- _Required task_
Every line that holds the string "folder" is to be identified and copied.

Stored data
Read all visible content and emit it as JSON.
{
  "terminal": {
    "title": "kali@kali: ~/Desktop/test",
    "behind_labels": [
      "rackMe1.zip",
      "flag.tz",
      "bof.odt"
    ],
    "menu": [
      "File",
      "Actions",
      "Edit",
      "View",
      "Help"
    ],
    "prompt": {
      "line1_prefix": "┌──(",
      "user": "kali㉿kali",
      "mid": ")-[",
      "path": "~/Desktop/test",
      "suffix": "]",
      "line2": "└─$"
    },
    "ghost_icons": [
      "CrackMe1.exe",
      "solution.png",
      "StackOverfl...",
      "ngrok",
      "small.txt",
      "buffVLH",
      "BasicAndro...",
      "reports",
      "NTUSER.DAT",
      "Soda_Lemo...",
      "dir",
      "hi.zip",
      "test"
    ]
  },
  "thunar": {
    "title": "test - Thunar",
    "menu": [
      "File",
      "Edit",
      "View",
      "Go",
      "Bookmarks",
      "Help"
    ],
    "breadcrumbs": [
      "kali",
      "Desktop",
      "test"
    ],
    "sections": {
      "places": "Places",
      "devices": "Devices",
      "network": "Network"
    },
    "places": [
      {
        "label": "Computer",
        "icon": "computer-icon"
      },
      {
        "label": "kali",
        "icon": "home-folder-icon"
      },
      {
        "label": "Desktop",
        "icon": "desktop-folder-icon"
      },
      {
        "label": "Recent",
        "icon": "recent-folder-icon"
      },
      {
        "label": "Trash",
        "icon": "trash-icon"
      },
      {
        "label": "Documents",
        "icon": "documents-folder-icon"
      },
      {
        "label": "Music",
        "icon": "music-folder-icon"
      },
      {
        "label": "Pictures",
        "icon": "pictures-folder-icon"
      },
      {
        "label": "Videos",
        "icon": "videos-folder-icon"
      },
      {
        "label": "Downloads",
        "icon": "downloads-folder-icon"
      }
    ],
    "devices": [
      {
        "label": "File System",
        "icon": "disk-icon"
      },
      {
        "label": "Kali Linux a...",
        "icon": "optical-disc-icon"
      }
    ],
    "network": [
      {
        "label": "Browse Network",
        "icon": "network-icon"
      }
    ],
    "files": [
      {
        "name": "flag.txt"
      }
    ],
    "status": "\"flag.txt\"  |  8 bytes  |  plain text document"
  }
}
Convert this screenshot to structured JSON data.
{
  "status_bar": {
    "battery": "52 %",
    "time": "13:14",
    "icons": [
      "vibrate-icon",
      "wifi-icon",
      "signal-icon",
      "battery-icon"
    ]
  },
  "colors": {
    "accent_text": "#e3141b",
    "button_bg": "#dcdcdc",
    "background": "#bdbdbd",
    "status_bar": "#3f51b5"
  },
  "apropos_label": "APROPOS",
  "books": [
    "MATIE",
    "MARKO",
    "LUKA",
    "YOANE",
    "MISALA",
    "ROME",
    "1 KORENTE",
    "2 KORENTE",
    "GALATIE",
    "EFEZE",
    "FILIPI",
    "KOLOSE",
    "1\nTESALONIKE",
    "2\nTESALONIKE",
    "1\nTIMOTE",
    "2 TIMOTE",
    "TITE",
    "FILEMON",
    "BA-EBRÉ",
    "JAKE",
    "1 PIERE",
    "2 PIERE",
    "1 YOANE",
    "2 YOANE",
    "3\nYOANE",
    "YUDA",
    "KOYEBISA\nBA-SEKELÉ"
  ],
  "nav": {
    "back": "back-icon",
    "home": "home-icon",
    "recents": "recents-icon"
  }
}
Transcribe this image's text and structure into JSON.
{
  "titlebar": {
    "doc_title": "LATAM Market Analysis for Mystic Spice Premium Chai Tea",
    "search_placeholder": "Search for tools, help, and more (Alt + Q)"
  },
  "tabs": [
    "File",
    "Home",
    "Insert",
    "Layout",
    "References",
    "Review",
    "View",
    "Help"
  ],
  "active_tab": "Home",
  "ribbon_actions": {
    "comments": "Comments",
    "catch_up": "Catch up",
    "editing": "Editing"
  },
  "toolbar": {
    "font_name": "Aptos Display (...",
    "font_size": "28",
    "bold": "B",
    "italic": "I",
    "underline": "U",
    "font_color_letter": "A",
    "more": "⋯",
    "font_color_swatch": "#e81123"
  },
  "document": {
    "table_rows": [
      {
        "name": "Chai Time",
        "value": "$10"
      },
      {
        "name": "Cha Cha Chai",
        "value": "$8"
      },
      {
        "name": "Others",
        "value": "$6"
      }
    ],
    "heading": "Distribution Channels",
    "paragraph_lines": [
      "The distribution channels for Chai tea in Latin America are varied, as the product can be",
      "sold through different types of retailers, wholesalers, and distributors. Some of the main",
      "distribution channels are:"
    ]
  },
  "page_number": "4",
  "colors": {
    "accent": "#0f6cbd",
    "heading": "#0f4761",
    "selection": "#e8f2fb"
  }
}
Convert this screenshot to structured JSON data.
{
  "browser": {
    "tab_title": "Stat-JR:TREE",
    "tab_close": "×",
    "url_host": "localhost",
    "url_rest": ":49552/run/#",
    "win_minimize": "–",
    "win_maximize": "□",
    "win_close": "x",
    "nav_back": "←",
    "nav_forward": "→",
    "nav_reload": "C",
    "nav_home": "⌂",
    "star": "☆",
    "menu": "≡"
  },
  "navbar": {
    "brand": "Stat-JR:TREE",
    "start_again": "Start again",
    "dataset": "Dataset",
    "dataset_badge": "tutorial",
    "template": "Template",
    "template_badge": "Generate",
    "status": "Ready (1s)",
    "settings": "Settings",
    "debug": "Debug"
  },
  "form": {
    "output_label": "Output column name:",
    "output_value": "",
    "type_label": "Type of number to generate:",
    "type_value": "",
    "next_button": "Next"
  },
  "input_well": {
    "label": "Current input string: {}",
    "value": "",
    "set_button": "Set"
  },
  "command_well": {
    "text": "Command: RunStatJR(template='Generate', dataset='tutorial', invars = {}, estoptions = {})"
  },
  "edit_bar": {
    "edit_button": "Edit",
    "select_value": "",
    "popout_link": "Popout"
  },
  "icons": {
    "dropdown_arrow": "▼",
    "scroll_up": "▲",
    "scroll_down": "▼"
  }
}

- _Task response_
        "icon": "home-folder-icon"
        "icon": "desktop-folder-icon"
        "icon": "recent-folder-icon"
        "icon": "documents-folder-icon"
        "icon": "music-folder-icon"
        "icon": "pictures-folder-icon"
        "icon": "videos-folder-icon"
        "icon": "downloads-folder-icon"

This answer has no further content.